Extracted text:

=-=-=-=-=

# Improved local models and new Bell inequalities via Frank-Wolfe algorithms

*TL;DR: This is an informal overview of our recent paper Improved local models and new Bell inequalities via Frank-Wolfe algorithms by Sébastien Designolle, Gabriele Iommazzo, Mathieu Besançon, Sebastian Knebel, Patrick Gelß, and Sebastian Pokutta, where we use Frank-Wolfe algorithms to improve several non-locality constants.*

*Written by Sébastien Designolle.*

*Comment (Sebastian Pokutta):* This research arose out of peculiar conincidence with me preparing the (still unpublished!) follow-up blog post for Quantum Computing for the Uninitiated, which was about the Bell polytope and Sébastien visiting ZIB right at that time. It is funny how these things happen sometimes.

## Frank-Wolfe in Bell polytopes

Today we’re using Frank-Wolfe in a specific polytope arising from quantum information. This should give an introductory foretaste of our recent preprint.

=-=-=-=-=

What to do:
(A) Answer from the Frank-Wolfe and Bell inequalities overview:
(i) Who wrote the overview?
(ii) What was Sebastian Pokutta preparing when this research began?
(iii) Which field does the polytope in the Frank-Wolfe section come from?
(B) In the Frank-Wolfe and Bell inequalities overview, turn the paragraph beginning "This research arose" into a short list of its main points.
(C) Carry on the Frank-Wolfe and Bell inequalities overview past its last sentence.

Supplied records:

=-=-=-=-=

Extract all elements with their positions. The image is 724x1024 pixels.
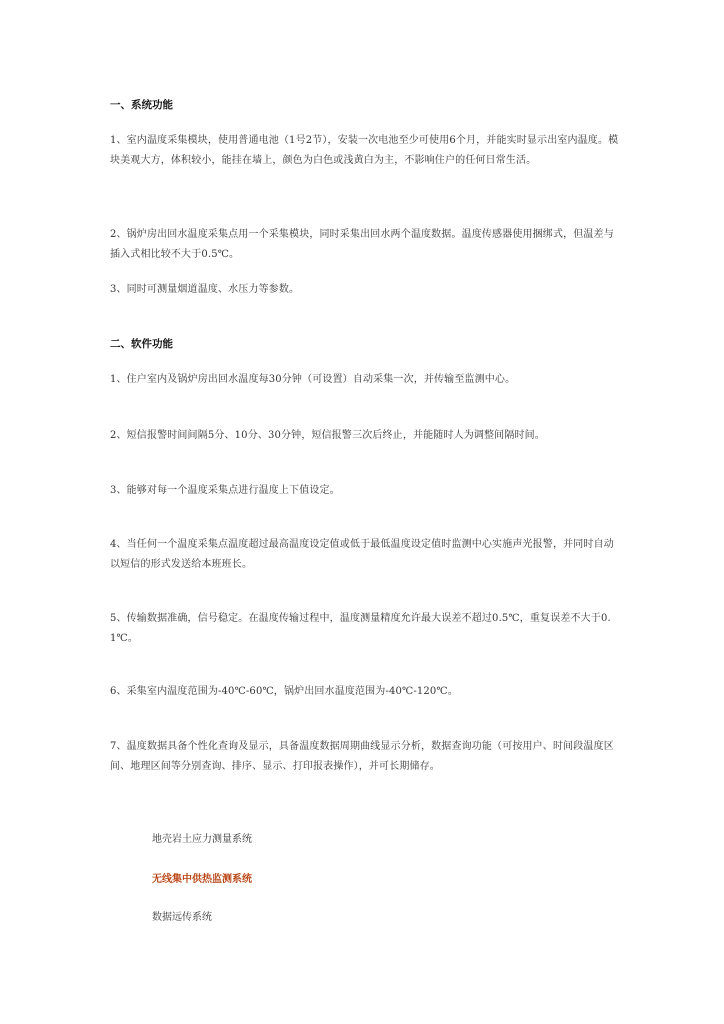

=-=-=-=-=

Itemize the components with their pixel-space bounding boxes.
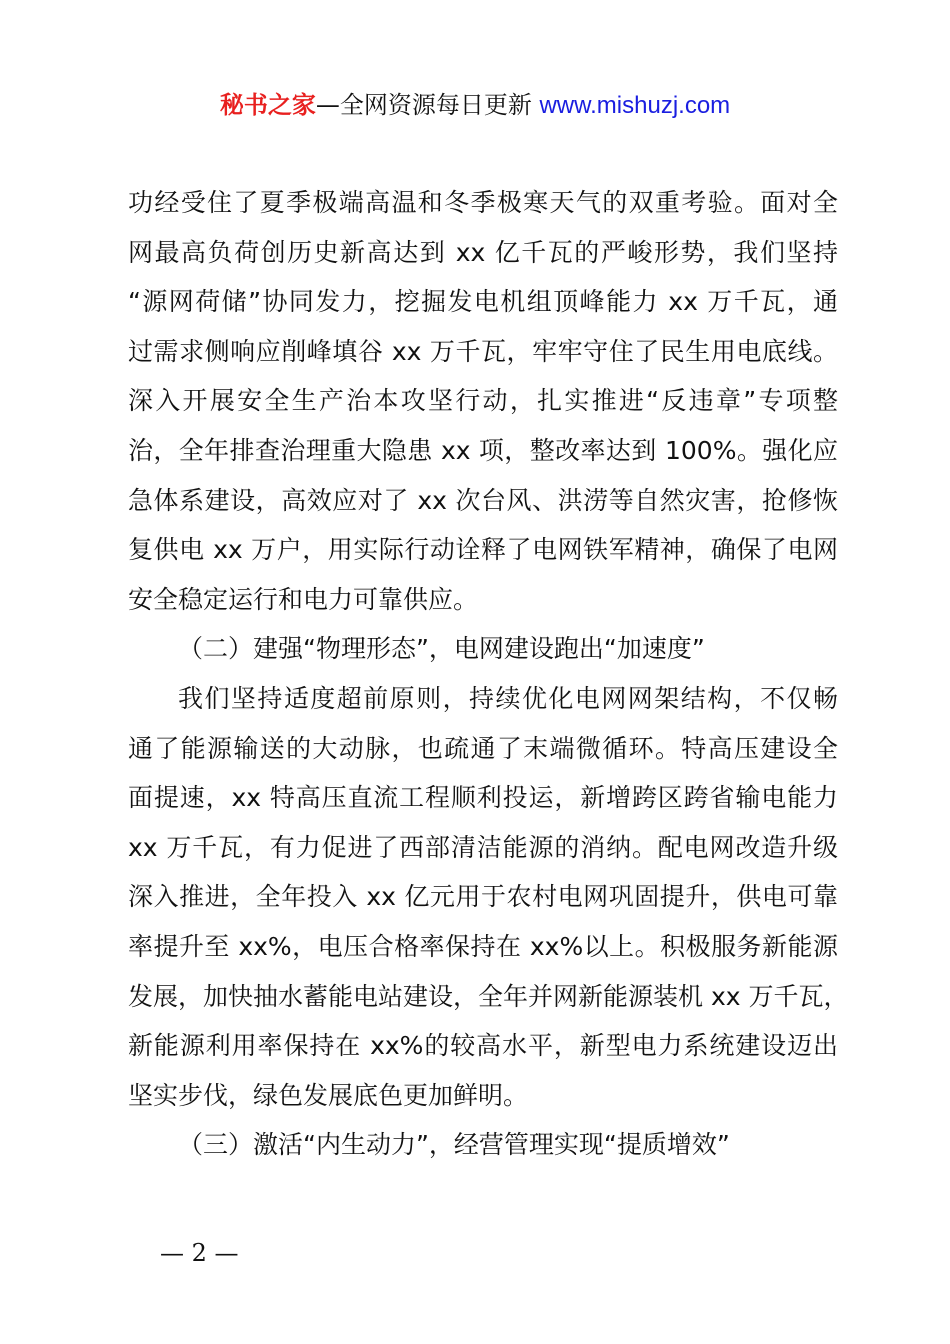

=-=-=-=-=

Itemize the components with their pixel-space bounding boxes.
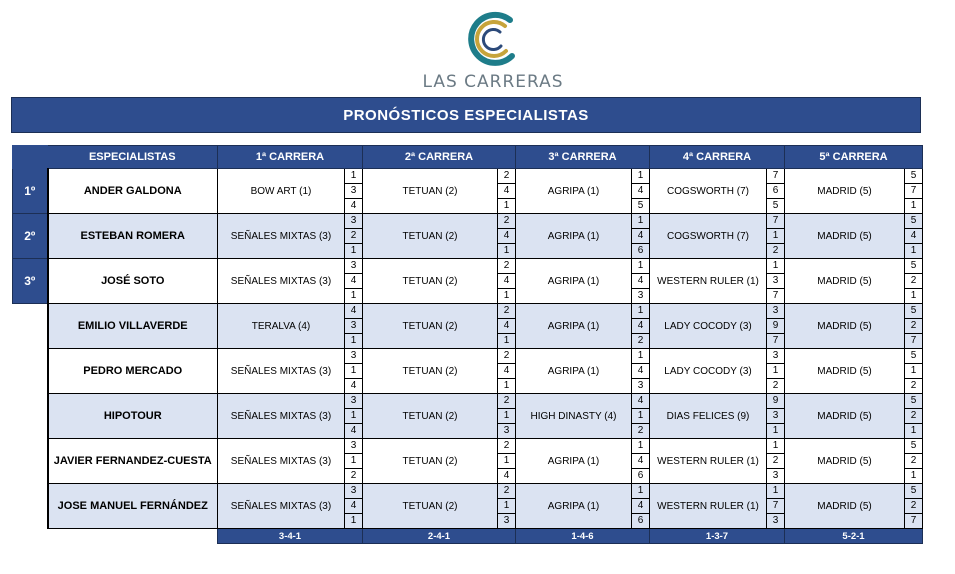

=-=-=-=-=

Expected responses:
(A)
(i) Sébastien Designolle.
(ii) A follow-up blog post for Quantum Computing for the Uninitiated, still unpublished, about the Bell polytope.
(iii) Quantum information.

(B)
- The research came from a coincidence.
- Sebastian Pokutta was preparing a still unpublished follow-up blog post for Quantum Computing for the Uninitiated, about the Bell polytope.
- At that same time, Sébastien Designolle was visiting ZIB.

(C)
Consider a bipartite scenario in which Alice and Bob, as the parties are usually referred to, receive questions and give answers. By repeating this many rounds, you can construct the joint probability characterising their strategy. If this strategy only makes use of classical resources, the resulting joint probability must be in the convex hull of deterministic strategies (those mapping the questions directly to the answers). Interestingly, if Alice and Bob are allowed to exploit the correlations arising from entangled quantum systems, they can get a point outside of this polytope. This result is the essence of Bell’s theorem, from a paper published in 1964 in an obscure journal [1]. Of course, his setup and phrasing are a bit different than the one just briefly sketched above, but the fundamental idea remains the same and led to an entire branch of research working on this so-called quantum nonlocality. This field was recently under the spotlights as the experimental demonstrations of Bell’s theorem were awarded the Nobel prize in physics in 2022.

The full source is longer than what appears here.